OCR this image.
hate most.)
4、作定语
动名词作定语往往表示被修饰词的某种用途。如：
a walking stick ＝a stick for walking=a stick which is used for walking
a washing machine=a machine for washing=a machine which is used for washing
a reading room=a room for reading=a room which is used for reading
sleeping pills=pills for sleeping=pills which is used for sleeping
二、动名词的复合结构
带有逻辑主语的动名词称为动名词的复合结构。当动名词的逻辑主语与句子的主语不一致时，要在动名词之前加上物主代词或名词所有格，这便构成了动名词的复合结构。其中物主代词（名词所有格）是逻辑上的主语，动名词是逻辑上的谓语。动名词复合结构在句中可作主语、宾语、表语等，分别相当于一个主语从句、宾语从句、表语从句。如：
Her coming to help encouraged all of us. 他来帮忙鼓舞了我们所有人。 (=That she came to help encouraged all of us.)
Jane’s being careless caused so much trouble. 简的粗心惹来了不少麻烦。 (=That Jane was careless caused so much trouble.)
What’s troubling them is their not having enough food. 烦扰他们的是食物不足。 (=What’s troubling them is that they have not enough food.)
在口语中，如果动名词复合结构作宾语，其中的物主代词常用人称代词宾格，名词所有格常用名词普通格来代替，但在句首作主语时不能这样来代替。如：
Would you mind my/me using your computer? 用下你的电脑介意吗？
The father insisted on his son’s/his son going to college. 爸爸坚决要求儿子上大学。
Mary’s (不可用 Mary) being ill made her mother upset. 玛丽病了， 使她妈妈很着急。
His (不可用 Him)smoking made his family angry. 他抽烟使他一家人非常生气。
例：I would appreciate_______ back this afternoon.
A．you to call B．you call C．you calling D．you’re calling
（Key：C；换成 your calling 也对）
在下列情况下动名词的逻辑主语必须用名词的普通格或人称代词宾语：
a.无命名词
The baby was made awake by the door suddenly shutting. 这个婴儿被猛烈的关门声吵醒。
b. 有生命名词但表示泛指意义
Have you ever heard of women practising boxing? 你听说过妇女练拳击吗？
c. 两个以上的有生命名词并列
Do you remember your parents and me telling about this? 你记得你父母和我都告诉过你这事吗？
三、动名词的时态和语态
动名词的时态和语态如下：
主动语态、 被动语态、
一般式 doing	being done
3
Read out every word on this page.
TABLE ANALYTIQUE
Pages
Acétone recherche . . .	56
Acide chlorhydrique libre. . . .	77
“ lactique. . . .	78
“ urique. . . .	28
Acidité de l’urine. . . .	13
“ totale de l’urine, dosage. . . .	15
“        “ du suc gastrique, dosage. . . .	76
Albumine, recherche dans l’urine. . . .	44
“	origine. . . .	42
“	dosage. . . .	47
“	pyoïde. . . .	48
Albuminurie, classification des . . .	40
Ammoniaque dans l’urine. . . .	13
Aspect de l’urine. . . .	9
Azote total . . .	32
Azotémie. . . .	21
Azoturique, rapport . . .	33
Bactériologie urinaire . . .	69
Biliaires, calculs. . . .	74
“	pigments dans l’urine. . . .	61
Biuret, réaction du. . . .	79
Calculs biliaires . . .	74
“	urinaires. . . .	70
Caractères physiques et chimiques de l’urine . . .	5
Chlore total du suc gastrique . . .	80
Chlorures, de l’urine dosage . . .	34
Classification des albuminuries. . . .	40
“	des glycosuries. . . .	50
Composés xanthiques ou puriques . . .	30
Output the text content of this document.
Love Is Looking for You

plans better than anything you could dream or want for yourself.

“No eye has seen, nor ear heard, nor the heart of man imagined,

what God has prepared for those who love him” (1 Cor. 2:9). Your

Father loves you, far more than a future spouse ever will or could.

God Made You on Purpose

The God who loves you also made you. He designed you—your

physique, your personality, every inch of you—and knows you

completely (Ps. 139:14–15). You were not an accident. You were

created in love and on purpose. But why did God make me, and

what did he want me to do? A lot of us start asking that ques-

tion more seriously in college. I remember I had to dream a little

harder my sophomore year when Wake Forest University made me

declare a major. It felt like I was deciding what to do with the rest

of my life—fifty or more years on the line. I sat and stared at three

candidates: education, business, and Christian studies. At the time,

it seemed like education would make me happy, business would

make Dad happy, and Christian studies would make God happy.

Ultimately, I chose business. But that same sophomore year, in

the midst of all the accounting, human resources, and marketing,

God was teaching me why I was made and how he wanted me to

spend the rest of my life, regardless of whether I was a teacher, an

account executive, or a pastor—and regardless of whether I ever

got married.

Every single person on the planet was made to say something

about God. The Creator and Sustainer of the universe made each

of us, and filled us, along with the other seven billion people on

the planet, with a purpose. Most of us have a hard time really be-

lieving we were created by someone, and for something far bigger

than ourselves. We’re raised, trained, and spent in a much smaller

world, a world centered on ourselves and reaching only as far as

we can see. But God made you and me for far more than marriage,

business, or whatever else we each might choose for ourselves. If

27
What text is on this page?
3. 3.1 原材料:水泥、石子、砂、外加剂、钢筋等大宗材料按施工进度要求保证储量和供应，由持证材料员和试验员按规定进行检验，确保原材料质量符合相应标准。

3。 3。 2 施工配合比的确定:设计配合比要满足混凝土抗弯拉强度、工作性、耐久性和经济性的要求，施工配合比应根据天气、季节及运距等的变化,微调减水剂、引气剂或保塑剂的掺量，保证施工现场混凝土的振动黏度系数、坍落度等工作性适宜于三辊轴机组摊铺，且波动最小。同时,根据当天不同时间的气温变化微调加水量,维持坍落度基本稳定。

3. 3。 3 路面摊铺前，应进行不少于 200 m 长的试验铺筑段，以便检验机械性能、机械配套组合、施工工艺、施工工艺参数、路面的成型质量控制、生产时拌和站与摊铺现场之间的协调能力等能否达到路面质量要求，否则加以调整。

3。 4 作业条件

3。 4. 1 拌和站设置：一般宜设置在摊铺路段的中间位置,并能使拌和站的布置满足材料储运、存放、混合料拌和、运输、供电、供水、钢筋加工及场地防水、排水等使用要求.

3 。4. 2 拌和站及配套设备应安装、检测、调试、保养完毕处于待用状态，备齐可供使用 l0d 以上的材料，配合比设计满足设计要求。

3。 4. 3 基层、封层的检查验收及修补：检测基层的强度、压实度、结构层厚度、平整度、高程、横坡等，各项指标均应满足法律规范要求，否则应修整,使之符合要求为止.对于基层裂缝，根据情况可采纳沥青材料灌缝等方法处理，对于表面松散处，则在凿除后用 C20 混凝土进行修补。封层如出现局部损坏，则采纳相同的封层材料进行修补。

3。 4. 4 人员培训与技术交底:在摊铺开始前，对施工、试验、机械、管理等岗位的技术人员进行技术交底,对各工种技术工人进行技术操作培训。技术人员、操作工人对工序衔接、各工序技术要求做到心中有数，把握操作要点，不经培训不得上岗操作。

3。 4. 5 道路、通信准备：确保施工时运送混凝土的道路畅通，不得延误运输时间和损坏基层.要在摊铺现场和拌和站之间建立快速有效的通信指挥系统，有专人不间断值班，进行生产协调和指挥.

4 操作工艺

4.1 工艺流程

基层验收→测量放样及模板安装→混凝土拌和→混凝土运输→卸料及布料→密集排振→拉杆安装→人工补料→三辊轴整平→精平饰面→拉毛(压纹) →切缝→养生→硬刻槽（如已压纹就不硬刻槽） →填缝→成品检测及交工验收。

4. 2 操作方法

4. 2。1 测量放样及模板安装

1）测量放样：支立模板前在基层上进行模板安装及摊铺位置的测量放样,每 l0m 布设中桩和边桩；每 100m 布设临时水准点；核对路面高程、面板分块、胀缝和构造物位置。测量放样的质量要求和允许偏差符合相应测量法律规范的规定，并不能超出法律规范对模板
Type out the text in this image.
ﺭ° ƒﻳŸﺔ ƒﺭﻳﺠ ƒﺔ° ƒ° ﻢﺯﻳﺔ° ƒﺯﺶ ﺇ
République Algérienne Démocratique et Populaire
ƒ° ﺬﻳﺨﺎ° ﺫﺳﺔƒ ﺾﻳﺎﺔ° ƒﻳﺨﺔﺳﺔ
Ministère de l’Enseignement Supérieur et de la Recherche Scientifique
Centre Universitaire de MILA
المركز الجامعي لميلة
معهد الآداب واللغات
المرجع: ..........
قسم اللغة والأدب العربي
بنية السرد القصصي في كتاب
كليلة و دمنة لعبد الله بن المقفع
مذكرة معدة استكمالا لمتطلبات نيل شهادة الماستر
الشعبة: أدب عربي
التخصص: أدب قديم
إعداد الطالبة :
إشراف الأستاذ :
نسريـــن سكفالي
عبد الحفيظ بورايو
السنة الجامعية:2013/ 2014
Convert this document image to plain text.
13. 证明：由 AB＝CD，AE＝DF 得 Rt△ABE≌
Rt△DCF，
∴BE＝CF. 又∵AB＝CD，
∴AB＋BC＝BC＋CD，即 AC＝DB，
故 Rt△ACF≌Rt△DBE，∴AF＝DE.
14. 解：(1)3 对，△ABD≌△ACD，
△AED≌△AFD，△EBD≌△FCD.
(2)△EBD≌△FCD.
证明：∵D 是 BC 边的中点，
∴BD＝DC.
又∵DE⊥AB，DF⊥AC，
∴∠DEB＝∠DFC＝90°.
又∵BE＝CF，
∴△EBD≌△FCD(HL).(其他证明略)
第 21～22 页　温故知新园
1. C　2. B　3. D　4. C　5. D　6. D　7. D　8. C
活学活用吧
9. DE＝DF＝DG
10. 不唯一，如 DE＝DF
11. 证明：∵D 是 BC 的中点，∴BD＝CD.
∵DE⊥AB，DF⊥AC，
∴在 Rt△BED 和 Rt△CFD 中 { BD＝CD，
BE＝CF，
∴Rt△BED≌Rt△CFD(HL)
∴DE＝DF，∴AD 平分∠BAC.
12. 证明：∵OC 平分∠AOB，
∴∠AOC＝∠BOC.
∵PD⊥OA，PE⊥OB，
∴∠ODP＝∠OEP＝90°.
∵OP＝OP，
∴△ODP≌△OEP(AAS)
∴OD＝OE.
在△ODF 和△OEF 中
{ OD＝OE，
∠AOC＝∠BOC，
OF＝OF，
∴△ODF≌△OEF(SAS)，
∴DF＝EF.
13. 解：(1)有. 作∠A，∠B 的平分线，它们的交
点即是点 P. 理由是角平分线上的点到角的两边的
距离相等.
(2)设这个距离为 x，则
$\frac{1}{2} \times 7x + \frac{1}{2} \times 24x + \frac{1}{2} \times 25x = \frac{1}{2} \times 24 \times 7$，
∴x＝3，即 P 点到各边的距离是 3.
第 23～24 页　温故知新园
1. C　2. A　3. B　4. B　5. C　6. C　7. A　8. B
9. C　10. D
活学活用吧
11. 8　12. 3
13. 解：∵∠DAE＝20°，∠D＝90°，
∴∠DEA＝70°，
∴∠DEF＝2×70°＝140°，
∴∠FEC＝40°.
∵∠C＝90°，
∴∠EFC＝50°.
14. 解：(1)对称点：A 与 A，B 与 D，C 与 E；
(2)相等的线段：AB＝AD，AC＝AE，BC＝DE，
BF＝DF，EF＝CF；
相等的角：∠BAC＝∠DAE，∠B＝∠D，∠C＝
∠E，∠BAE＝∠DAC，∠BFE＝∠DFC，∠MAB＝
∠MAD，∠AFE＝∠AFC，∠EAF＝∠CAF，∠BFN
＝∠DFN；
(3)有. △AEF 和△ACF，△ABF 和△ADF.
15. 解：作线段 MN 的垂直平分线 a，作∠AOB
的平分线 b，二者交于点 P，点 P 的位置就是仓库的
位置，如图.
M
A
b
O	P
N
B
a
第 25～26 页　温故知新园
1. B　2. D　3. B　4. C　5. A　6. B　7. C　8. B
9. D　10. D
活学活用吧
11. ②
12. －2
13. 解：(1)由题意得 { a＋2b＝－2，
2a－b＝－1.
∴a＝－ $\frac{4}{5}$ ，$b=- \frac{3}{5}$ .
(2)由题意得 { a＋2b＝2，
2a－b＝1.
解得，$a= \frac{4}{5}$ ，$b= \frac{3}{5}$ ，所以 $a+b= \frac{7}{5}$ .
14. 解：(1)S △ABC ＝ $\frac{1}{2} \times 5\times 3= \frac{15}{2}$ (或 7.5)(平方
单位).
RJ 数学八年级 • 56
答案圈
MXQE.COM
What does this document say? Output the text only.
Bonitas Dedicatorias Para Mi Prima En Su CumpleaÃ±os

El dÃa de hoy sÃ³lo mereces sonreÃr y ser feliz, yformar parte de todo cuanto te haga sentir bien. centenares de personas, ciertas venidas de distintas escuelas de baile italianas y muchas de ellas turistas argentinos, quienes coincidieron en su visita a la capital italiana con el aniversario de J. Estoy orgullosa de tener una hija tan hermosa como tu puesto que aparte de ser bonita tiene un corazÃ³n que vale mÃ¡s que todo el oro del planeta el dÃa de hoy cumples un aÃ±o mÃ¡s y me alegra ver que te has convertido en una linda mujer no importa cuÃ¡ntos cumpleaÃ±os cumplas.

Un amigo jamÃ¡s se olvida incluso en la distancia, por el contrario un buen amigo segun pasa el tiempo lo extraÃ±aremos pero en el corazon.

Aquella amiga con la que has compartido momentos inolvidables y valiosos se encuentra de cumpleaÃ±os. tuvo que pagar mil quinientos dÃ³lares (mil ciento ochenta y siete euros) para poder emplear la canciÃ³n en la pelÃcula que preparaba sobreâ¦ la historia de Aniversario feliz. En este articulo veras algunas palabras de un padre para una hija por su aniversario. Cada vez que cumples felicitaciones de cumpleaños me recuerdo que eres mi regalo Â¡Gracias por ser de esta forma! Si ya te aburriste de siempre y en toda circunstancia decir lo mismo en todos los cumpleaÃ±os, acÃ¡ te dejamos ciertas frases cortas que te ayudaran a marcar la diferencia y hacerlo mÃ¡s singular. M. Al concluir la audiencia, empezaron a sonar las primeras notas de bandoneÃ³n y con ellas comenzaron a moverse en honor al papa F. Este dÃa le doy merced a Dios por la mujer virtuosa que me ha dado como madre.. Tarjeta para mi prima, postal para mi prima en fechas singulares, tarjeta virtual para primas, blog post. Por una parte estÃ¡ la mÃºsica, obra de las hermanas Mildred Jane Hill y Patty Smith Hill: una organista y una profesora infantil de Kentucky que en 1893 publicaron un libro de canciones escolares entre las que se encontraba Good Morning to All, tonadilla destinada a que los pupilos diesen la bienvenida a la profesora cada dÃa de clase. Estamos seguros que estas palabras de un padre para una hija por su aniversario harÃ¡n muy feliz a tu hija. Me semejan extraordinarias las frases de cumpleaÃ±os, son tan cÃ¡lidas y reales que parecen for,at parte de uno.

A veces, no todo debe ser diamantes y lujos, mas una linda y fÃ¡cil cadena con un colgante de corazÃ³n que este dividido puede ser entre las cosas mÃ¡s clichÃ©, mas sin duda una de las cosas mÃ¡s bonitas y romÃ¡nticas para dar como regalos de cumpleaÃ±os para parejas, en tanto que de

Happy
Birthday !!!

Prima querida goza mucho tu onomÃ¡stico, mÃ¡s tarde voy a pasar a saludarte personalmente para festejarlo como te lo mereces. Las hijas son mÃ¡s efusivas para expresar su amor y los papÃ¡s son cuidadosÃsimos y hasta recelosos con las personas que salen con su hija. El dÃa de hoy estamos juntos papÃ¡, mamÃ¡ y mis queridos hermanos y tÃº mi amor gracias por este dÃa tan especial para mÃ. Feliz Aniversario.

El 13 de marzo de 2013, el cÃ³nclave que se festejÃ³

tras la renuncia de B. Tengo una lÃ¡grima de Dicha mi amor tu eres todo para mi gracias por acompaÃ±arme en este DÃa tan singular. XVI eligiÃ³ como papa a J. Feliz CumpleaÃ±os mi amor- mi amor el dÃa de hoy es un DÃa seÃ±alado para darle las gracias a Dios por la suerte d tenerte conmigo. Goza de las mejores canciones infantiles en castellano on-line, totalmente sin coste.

#####

- **Exercise prompt**:
Scan the records for the string "life". Copy each line in which it appears.

- **Task solution**:
of my life—fifty or more years on the line. I sat and stared at three
spend the rest of my life, regardless of whether I was a teacher, an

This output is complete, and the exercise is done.